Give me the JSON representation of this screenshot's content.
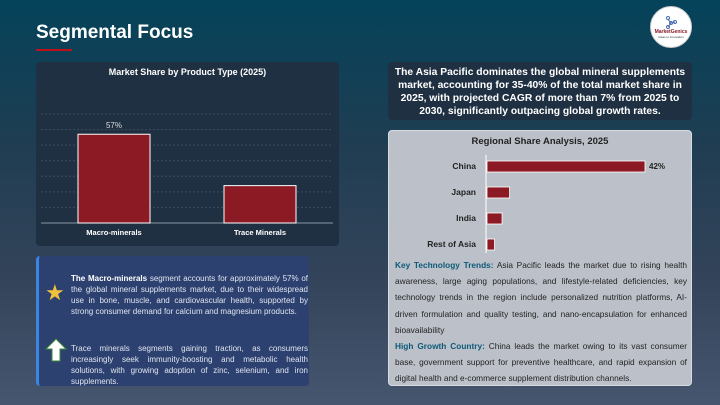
{
  "header": {
    "title": "Segmental Focus",
    "logo_text": "MarketGenics",
    "logo_tagline": "Ideas to Innovation"
  },
  "chart_data": [
    {
      "type": "bar",
      "title": "Market Share by Product Type (2025)",
      "categories": [
        "Macro-minerals",
        "Trace Minerals"
      ],
      "values": [
        57,
        24
      ],
      "data_labels": [
        "57%",
        ""
      ],
      "ylim": [
        0,
        70
      ],
      "grid": true,
      "colors": {
        "bar": "#8b1a24"
      }
    },
    {
      "type": "bar",
      "orientation": "horizontal",
      "title": "Regional Share Analysis, 2025",
      "categories": [
        "China",
        "Japan",
        "India",
        "Rest of Asia"
      ],
      "values": [
        42,
        6,
        4,
        2
      ],
      "data_labels": [
        "42%",
        "",
        "",
        ""
      ],
      "colors": {
        "bar": "#8b1a24"
      }
    }
  ],
  "summary": "The Asia Pacific dominates the global mineral supplements market, accounting for 35-40% of the total market share in 2025, with projected CAGR of more than 7% from 2025 to 2030, significantly outpacing global growth rates.",
  "trends": {
    "k1": "Key Technology Trends:",
    "t1": " Asia Pacific leads the market due to rising health awareness, large aging populations, and lifestyle-related deficiencies, key technology trends in the region include personalized nutrition platforms, AI-driven formulation and quality testing, and nano-encapsulation for enhanced bioavailability",
    "k2": "High Growth Country:",
    "t2": " China leads the market owing to its vast consumer base, government support for preventive healthcare, and rapid expansion of digital health and e-commerce supplement distribution channels."
  },
  "insights": {
    "b1": "The Macro-minerals",
    "t1": " segment accounts for approximately 57% of the global mineral supplements market, due to their widespread use in bone, muscle, and cardiovascular health, supported by strong consumer demand for calcium and magnesium products.",
    "t2": "Trace minerals segments gaining traction, as consumers increasingly seek immunity-boosting and metabolic health solutions, with growing adoption of zinc, selenium, and iron supplements.",
    "icons": [
      "star-icon",
      "up-arrow-icon"
    ]
  }
}
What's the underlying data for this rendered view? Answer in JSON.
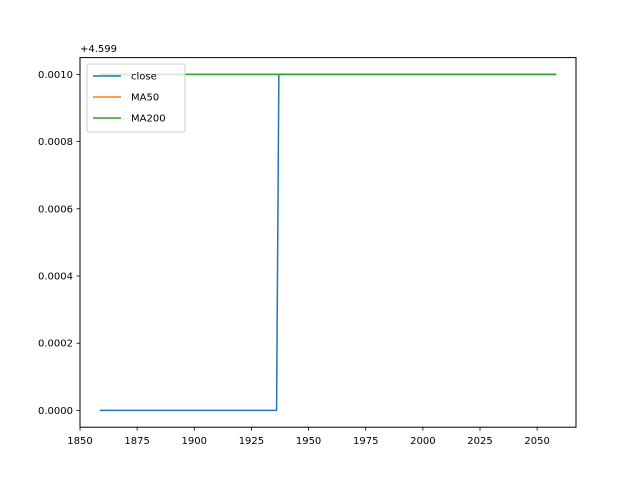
{
  "chart_data": {
    "type": "line",
    "title": "",
    "xlabel": "",
    "ylabel": "",
    "y_offset_label": "+4.599",
    "y_offset": 4.599,
    "xlim": [
      1850,
      2067
    ],
    "ylim": [
      -5e-05,
      0.00105
    ],
    "x_ticks": [
      1850,
      1875,
      1900,
      1925,
      1950,
      1975,
      2000,
      2025,
      2050
    ],
    "x_tick_labels": [
      "1850",
      "1875",
      "1900",
      "1925",
      "1950",
      "1975",
      "2000",
      "2025",
      "2050"
    ],
    "y_ticks": [
      0.0,
      0.0002,
      0.0004,
      0.0006,
      0.0008,
      0.001
    ],
    "y_tick_labels": [
      "0.0000",
      "0.0002",
      "0.0004",
      "0.0006",
      "0.0008",
      "0.0010"
    ],
    "grid": false,
    "legend_position": "top-left",
    "series": [
      {
        "name": "close",
        "color": "#1f77b4",
        "x": [
          1859,
          1936,
          1937,
          2058
        ],
        "y": [
          0.0,
          0.0,
          0.001,
          0.001
        ]
      },
      {
        "name": "MA50",
        "color": "#ff7f0e",
        "x": [
          1859,
          2058
        ],
        "y": [
          0.001,
          0.001
        ]
      },
      {
        "name": "MA200",
        "color": "#2ca02c",
        "x": [
          1859,
          2058
        ],
        "y": [
          0.001,
          0.001
        ]
      }
    ]
  }
}
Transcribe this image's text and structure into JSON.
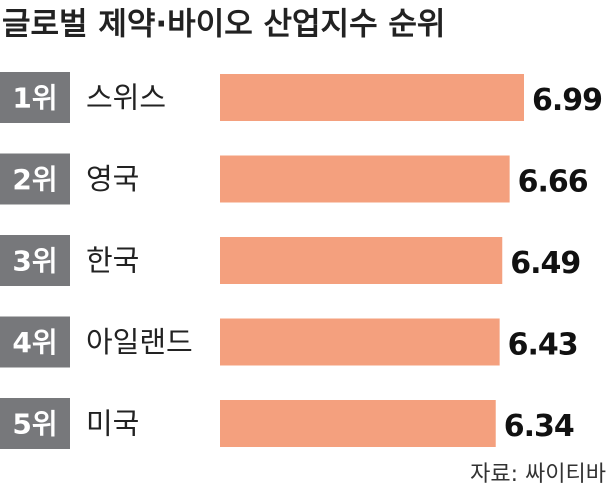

The problem:
Only lines holding the string "JSON" are wanted; gather each one from the entries above.

Reply to the exercise:
Give me the JSON representation of this screenshot's content.
What's the underlying data for this rendered view? Answer in JSON.
Transcribe this image's text and structure into JSON.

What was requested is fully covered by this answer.